STORED RECORDS start

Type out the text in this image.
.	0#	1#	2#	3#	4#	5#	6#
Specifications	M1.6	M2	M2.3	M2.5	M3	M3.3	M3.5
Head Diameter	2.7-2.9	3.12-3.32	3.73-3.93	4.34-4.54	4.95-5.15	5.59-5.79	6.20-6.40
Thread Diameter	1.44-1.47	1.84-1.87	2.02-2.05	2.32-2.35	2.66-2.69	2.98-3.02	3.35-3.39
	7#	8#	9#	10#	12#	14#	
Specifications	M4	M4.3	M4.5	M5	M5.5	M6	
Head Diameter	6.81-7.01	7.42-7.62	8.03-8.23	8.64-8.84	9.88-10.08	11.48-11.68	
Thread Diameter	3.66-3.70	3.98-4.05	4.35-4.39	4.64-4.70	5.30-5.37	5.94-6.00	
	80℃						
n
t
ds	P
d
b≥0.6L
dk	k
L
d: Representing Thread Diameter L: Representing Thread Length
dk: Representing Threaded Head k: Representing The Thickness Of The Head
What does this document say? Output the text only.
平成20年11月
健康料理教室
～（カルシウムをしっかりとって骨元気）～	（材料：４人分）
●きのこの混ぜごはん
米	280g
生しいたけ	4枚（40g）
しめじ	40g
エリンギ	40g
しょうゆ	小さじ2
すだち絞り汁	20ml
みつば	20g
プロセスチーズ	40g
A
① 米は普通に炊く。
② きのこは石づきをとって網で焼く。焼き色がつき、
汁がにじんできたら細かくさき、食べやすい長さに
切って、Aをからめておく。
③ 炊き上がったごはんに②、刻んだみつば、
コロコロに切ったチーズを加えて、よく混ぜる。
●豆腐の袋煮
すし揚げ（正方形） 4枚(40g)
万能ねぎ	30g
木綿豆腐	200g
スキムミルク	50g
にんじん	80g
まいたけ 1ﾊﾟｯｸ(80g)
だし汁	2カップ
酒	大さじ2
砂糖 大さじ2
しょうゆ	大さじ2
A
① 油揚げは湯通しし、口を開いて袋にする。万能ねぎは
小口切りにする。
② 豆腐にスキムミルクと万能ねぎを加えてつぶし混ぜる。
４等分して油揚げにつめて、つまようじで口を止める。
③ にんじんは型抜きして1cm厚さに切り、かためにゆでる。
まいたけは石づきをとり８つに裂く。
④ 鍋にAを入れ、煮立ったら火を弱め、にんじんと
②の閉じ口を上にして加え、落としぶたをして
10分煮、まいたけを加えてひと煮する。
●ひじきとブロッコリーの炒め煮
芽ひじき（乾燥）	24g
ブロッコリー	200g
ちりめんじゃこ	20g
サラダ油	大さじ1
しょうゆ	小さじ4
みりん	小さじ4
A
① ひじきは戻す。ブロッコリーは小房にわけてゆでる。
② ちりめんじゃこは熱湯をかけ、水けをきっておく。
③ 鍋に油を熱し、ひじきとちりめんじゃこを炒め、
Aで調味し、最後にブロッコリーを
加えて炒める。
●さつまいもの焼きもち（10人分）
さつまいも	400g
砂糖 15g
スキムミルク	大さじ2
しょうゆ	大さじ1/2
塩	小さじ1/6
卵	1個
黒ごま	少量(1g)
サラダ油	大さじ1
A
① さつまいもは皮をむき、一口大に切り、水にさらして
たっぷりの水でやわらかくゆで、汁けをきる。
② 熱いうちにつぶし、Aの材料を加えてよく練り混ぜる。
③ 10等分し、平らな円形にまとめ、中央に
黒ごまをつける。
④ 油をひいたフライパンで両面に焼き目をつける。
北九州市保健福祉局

STORED RECORDS end

- _WHAT NEEDS TO BE DONE_
List all lines in the material containing the string "text".

- _SOLUTION TO THIS PROBLEM_
Type out the text in this image.
What does this document say? Output the text only.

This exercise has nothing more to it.